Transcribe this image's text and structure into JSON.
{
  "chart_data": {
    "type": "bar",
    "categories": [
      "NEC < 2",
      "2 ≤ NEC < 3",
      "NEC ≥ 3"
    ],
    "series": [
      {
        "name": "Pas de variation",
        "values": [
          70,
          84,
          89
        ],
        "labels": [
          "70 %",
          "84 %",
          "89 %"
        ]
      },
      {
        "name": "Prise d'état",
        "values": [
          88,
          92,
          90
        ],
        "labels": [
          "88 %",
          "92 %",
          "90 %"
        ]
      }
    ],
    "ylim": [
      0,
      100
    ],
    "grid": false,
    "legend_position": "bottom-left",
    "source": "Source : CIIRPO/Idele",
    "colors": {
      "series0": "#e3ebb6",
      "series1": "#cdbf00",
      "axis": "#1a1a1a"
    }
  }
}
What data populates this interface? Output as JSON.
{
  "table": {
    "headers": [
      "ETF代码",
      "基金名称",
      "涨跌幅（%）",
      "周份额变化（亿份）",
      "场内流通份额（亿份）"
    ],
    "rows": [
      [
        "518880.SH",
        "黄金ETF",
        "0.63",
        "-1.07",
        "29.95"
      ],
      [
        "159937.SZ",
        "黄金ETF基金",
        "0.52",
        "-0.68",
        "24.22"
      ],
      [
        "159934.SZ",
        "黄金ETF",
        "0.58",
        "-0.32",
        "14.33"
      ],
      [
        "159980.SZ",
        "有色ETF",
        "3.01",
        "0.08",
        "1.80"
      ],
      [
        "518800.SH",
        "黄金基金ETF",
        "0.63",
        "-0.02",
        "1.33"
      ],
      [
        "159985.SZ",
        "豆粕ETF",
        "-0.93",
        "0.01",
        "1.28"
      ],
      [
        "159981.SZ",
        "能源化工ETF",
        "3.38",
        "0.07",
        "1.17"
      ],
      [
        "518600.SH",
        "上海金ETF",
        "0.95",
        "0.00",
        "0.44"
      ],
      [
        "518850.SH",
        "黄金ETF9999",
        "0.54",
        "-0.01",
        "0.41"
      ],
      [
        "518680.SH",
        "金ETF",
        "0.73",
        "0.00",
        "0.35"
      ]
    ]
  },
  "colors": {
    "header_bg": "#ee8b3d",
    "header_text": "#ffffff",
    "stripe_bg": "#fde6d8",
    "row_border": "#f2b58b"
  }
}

# # # # # # #

* WHAT YOU NEED TO DO
Return each line in the records that holds the string "JSON".

* CORRECT OUTPUT
Transcribe this image's text and structure into JSON.
What data populates this interface? Output as JSON.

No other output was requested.